Copy each line that holds "name".

-------- PROVIDED RECORDS

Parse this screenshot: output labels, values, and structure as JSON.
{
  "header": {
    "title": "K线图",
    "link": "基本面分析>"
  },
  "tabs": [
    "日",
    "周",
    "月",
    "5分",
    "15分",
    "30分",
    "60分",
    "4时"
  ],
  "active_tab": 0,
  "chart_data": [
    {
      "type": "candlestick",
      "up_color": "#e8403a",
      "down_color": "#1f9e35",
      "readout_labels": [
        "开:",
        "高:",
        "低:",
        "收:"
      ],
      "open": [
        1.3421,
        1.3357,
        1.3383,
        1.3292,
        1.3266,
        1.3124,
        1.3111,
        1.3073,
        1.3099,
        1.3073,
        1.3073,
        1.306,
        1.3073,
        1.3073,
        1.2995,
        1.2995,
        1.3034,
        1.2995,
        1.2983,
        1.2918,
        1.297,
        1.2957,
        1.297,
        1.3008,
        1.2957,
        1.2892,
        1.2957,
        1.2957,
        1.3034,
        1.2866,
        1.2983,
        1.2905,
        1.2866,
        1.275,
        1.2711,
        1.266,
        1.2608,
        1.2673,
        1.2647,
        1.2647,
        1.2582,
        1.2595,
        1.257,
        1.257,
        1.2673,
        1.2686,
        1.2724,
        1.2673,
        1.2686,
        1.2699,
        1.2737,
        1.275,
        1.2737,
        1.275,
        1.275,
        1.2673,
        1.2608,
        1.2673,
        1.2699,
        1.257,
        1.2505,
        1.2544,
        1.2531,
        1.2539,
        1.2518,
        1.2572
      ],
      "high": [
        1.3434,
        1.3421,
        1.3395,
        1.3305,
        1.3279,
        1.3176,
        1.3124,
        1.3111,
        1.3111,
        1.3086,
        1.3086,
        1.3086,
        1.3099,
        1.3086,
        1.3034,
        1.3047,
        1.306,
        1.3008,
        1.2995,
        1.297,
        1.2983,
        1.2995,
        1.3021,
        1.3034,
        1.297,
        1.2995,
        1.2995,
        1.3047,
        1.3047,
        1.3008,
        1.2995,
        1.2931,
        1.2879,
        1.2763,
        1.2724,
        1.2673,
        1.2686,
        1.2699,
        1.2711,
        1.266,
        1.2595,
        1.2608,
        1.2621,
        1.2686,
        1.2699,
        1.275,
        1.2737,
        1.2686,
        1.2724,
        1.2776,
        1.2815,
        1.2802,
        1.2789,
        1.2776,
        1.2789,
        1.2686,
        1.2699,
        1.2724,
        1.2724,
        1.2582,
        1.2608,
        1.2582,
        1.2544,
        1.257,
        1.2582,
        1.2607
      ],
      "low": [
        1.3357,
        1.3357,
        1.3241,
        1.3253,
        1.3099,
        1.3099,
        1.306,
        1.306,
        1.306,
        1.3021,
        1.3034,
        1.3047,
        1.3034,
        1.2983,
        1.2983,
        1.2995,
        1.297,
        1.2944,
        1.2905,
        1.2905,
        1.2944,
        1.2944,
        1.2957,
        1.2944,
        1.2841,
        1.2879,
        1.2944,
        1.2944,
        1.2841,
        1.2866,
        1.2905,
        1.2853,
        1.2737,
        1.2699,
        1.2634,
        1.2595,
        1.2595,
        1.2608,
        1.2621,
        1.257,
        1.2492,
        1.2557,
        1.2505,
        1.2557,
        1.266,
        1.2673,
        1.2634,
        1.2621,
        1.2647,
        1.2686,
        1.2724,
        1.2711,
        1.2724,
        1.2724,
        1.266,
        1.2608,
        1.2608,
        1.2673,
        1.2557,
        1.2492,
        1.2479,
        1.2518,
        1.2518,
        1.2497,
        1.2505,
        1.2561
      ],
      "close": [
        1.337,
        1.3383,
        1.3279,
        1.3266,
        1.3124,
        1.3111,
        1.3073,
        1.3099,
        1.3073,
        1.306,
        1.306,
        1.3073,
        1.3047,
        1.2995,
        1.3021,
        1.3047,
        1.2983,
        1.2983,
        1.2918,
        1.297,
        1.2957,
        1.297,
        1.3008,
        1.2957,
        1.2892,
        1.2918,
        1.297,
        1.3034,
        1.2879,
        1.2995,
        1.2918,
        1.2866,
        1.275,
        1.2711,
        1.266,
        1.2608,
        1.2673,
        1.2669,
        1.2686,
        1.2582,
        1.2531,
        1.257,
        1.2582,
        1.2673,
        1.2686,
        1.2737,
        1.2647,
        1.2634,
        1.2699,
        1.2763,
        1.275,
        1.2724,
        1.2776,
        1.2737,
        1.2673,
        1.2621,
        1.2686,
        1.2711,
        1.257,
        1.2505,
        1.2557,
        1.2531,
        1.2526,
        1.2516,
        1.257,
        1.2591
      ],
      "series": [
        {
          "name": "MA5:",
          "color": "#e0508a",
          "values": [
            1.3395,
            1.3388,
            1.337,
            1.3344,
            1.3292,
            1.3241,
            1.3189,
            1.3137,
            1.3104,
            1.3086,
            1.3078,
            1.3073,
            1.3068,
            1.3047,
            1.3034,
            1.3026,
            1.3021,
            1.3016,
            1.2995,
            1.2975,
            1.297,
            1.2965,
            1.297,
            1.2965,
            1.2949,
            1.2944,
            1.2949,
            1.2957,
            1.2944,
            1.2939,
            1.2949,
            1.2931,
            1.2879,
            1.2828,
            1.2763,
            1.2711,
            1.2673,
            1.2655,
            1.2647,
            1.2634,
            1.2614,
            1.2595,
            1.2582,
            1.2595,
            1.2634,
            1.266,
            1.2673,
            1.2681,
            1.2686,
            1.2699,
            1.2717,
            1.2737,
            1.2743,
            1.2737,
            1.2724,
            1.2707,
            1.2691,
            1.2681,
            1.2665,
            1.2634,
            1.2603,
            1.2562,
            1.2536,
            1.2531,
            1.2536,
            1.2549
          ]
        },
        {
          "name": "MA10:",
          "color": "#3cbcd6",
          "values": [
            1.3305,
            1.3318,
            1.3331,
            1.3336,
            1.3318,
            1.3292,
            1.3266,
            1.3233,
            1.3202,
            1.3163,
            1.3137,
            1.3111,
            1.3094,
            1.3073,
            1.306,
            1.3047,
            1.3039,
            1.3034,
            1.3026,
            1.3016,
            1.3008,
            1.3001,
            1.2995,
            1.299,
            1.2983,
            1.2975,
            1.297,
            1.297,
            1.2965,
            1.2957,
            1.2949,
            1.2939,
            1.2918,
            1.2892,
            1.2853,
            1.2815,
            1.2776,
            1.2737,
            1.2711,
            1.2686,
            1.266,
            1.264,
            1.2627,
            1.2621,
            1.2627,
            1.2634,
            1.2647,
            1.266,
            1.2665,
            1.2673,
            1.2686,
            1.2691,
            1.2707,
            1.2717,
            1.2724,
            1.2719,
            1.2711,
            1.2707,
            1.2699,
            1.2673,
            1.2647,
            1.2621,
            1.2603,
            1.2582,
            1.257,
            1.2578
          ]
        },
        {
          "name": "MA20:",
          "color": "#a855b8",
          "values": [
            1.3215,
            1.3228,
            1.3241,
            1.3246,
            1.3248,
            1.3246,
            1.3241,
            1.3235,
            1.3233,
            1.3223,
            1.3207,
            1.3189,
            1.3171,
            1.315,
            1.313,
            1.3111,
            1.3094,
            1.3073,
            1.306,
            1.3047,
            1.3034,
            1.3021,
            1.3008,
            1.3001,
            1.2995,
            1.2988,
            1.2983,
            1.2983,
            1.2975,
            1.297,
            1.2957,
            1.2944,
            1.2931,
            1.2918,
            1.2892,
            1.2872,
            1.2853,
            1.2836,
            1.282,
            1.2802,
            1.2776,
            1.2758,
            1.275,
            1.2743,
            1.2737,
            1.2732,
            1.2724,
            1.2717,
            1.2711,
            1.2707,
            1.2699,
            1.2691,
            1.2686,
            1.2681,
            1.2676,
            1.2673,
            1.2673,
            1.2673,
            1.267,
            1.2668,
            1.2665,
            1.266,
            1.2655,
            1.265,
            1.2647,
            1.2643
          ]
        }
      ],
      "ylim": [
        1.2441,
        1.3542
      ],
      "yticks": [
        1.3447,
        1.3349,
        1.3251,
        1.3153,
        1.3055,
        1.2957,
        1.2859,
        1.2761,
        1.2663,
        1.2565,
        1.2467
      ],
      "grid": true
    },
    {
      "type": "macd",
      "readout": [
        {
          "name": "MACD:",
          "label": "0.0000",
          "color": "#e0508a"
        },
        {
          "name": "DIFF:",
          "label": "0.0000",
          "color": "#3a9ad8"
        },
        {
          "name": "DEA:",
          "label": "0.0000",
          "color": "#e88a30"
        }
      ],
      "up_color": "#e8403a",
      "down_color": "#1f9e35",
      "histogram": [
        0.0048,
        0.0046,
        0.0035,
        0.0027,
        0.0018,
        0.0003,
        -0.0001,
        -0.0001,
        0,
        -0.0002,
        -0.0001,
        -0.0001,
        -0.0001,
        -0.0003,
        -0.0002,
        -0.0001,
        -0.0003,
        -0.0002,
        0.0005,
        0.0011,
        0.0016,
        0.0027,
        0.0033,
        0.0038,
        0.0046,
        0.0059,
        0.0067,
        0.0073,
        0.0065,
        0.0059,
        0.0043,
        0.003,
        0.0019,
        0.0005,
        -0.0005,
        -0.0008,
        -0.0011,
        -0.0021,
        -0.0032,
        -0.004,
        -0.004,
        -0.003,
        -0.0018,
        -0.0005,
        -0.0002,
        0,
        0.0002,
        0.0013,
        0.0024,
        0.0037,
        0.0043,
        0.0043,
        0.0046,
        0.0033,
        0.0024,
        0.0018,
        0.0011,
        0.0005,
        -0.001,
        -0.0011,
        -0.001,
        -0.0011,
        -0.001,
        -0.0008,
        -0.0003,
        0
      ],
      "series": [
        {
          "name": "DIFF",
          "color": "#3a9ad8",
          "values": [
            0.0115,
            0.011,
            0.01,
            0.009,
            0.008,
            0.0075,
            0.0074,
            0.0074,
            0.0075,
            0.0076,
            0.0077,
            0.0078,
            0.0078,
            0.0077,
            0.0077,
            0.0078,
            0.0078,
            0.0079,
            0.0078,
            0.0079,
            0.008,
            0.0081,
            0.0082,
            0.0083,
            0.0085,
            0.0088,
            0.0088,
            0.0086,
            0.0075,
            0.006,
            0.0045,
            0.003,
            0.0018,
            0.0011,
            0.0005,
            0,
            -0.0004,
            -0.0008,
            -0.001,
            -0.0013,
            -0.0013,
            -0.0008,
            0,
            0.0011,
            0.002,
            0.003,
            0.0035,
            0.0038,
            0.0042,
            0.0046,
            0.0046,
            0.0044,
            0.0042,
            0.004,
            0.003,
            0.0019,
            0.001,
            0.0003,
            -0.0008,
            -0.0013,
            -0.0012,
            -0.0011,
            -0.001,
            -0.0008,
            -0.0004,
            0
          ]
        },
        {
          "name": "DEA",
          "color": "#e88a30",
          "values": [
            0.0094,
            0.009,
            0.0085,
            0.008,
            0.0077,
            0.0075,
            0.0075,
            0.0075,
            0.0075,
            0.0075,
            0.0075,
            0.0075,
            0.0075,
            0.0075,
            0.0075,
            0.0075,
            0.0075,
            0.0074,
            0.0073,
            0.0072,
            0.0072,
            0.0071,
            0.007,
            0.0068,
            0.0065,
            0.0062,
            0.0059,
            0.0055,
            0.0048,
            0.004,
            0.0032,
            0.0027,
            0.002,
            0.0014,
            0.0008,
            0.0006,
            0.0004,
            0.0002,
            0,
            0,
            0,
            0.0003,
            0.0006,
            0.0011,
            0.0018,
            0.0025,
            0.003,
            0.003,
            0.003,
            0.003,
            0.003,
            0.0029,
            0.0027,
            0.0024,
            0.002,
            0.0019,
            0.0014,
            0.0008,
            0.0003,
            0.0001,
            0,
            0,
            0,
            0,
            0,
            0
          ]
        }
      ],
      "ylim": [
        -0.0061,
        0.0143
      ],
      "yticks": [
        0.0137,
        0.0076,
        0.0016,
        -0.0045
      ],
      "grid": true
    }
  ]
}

----------------

◆ SOLUTION TO THE PROBLEM ◆
          "name": "MA5:",
          "name": "MA10:",
          "name": "MA20:",
          "name": "MACD:",
          "name": "DIFF:",
          "name": "DEA:",
          "name": "DIFF",
          "name": "DEA",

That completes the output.